* GIVEN REQUEST *
Reproduce the listing below word for word, with no pictures.

***** EXERCISE INPUT *****

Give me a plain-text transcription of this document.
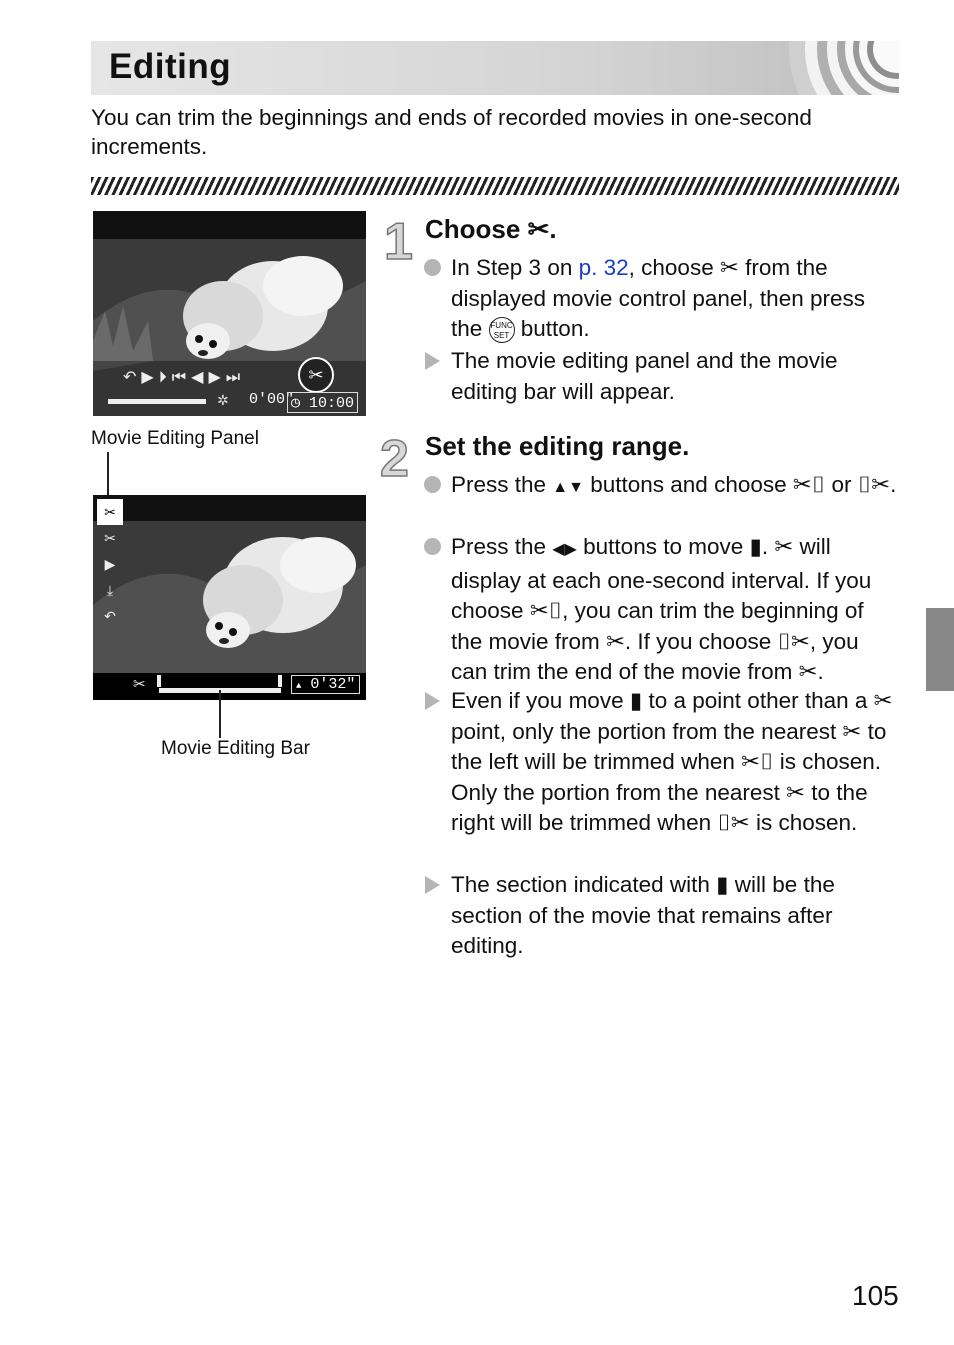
Editing
You can trim the beginnings and ends of recorded movies in one-second increments.
↶▶⏵⏮◀▶⏭	✂
✲ 0'00"
◷ 10:00
Movie Editing Panel
✂
✂
▶
⤓
↶
✂	▲ 0'32"
Movie Editing Bar
1 Choose ✂.
In Step 3 on p. 32, choose ✂ from the displayed movie control panel, then press the FUNC
SET button.
The movie editing panel and the movie editing bar will appear.
2 Set the editing range.
Press the ▲▼ buttons and choose ✂⌷ or ⌷✂.
Press the ◀▶ buttons to move ▮. ✂ will display at each one-second interval. If you choose ✂⌷, you can trim the beginning of the movie from ✂. If you choose ⌷✂, you can trim the end of the movie from ✂.
Even if you move ▮ to a point other than a ✂ point, only the portion from the nearest ✂ to the left will be trimmed when ✂⌷ is chosen. Only the portion from the nearest ✂ to the right will be trimmed when ⌷✂ is chosen.
The section indicated with ▮ will be the section of the movie that remains after editing.
105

*****

* ANSWER FOR THIS EXERCISE *
Give me a plain-text transcription of this document.
Editing
You can trim the beginnings and ends of recorded movies in one-second increments.
↶▶⏵⏮◀▶⏭	✂
✲ 0'00"
◷ 10:00
Movie Editing Panel
✂
✂
▶
⤓
↶
✂	▲ 0'32"
Movie Editing Bar
1 Choose ✂.
In Step 3 on p. 32, choose ✂ from the displayed movie control panel, then press the FUNC
SET button.
The movie editing panel and the movie editing bar will appear.
2 Set the editing range.
Press the ▲▼ buttons and choose ✂⌷ or ⌷✂.
Press the ◀▶ buttons to move ▮. ✂ will display at each one-second interval. If you choose ✂⌷, you can trim the beginning of the movie from ✂. If you choose ⌷✂, you can trim the end of the movie from ✂.
Even if you move ▮ to a point other than a ✂ point, only the portion from the nearest ✂ to the left will be trimmed when ✂⌷ is chosen. Only the portion from the nearest ✂ to the right will be trimmed when ⌷✂ is chosen.
The section indicated with ▮ will be the section of the movie that remains after editing.
105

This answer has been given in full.